[Supplied material]:
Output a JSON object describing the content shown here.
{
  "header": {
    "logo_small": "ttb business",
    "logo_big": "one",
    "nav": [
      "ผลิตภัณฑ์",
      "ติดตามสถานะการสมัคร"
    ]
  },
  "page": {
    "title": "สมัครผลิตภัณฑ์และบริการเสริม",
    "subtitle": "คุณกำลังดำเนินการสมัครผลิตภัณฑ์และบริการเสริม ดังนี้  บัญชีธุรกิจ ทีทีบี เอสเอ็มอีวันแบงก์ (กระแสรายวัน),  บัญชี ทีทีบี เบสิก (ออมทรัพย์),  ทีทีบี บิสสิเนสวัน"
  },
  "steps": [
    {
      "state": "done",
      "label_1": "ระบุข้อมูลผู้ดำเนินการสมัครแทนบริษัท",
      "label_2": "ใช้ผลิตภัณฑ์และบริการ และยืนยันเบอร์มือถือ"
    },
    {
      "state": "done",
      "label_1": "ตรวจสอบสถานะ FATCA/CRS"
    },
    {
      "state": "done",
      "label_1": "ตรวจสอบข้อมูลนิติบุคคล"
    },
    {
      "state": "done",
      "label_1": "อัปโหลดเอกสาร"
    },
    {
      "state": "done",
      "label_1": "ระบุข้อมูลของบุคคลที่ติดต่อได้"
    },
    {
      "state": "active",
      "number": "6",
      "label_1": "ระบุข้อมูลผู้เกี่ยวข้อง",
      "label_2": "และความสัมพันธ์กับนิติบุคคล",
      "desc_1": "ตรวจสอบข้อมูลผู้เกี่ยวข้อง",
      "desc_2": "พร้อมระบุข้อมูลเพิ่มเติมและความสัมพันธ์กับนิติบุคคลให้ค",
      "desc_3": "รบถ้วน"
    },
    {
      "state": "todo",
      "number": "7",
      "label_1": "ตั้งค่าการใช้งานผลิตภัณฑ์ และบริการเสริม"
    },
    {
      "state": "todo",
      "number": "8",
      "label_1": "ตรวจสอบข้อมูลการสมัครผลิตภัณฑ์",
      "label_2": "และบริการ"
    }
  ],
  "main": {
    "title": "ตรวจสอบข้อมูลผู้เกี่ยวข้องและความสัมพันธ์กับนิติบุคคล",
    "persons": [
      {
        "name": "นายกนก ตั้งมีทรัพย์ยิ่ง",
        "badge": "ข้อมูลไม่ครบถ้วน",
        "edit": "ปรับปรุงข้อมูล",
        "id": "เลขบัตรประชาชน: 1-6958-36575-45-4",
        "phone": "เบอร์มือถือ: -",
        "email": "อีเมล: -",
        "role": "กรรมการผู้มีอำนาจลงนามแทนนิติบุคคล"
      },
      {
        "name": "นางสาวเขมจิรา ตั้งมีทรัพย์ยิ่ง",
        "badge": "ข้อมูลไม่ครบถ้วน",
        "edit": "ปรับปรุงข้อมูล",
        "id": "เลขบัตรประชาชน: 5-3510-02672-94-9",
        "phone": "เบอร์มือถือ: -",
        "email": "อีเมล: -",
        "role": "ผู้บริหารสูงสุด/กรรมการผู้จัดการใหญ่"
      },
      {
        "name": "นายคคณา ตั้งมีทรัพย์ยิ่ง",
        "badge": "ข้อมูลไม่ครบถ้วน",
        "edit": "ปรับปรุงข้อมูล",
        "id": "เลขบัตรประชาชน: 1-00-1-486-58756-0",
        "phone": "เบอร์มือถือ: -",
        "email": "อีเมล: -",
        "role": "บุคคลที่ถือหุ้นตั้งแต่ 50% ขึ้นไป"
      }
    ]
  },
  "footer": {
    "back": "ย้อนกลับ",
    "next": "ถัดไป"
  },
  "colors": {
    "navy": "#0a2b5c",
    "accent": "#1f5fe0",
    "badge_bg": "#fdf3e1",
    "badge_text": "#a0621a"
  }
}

[Goal of the exercise]: Among the records above, how many lines carry the string "ตรวจสอบข"? Reply with the number alone.

[Solution for this exercise]: 4